• **Texte**:

Activité sismique à Al Hoceima : “La multiplication des secousses n’est pas inquiétante” (expert)

Après la survenue, ce mercredi 5 janvier, d’une nouvelle secousse à Al Hoceima d’une magnitude de 4,4 sur l’échelle de Richter, Médias24 a interrogé le sismologue Nacer Jabour sur les risques posés par la recrudescence de l’activité sismique dans une région qui a déjà connu deux catastrophes meurtrières. Réponses.

Activité sismique à Al Hoceima : “La multiplication des secousses n’est pas inquiétante” (expert)

Le 6 janvier 2022 à 10h46

Modifié 6 janvier 2022 à 11h12

Après la survenue, ce mercredi 5 janvier, d’une nouvelle secousse à Al Hoceima d’une magnitude de 4,4 sur l’échelle de Richter, Médias24 a interrogé le sismologue Nacer Jabour sur les risques posés par la recrudescence de l’activité sismique dans une région qui a déjà connu deux catastrophes meurtrières. Réponses.

Médias24 : Depuis quelques semaines, il y a une activité sismique croissante dans la région d’Al Hoceima. Faut-il s'inquiéter pour l'avenir, sachant que la dernière a eu lieu ce matin à 10 heures ?

Nacer Jabour : Le suivi de l'activité sismique des dernières semaines de décembre montre en effet une croissance des secousses sur la terre ferme à Al Hoceima, mais en réalité l’essentiel se passe en offshore au large de la province de Driouech.

• **Consigne**:
Transcrivez fidèlement le passage de l'article sur l'activité sismique à Al Hoceima compris entre « Modifié 6 janvier » et « province de Driouech. », ces deux segments inclus. Les listes qui suivent forment un matériau distinct de l'article sur l'activité sismique à Al Hoceima.

[Listes des éléments et des régions]
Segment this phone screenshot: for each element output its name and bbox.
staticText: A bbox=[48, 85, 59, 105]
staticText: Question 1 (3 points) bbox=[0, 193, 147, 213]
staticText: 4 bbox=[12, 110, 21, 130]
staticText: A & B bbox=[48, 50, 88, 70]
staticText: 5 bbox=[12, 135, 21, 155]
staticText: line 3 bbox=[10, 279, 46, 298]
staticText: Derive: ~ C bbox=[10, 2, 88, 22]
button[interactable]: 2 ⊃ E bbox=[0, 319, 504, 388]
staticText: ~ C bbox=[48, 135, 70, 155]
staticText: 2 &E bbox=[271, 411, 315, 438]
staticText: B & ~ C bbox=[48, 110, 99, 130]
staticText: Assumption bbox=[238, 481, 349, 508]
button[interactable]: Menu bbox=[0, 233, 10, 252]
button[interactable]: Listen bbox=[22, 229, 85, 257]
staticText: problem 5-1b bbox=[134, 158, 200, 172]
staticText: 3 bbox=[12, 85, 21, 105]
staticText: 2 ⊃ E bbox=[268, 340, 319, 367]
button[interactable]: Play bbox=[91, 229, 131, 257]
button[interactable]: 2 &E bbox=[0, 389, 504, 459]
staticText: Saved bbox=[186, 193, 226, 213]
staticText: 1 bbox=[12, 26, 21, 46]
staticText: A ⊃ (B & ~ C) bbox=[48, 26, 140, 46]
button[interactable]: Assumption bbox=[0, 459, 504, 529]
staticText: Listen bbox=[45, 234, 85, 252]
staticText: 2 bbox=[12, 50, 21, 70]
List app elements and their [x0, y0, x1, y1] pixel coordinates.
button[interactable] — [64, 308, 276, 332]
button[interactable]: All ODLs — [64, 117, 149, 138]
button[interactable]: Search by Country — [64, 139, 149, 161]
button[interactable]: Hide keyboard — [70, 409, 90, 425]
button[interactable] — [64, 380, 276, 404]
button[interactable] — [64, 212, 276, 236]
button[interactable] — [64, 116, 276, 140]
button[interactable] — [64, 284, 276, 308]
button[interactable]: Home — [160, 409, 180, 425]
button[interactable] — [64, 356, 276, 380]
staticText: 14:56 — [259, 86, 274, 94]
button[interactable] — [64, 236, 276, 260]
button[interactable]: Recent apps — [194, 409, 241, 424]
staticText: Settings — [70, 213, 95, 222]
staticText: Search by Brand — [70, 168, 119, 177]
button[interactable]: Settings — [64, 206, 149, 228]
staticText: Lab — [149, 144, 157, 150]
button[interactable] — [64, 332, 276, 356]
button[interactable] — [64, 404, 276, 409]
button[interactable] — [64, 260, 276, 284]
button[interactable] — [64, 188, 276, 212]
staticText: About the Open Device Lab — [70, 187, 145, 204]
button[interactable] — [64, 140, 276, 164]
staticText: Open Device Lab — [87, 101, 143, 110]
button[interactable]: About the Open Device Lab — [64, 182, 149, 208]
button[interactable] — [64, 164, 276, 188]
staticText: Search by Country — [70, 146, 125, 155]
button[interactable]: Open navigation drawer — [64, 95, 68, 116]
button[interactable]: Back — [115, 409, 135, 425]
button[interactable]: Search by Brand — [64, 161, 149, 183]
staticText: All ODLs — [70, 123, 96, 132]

• **Réponse rédigée**:
Modifié 6 janvier 2022 à 11h12

Après la survenue, ce mercredi 5 janvier, d’une nouvelle secousse à Al Hoceima d’une magnitude de 4,4 sur l’échelle de Richter, Médias24 a interrogé le sismologue Nacer Jabour sur les risques posés par la recrudescence de l’activité sismique dans une région qui a déjà connu deux catastrophes meurtrières. Réponses.

Médias24 : Depuis quelques semaines, il y a une activité sismique croissante dans la région d’Al Hoceima. Faut-il s'inquiéter pour l'avenir, sachant que la dernière a eu lieu ce matin à 10 heures ?

Nacer Jabour : Le suivi de l'activité sismique des dernières semaines de décembre montre en effet une croissance des secousses sur la terre ferme à Al Hoceima, mais en réalité l’essentiel se passe en offshore au large de la province de Driouech.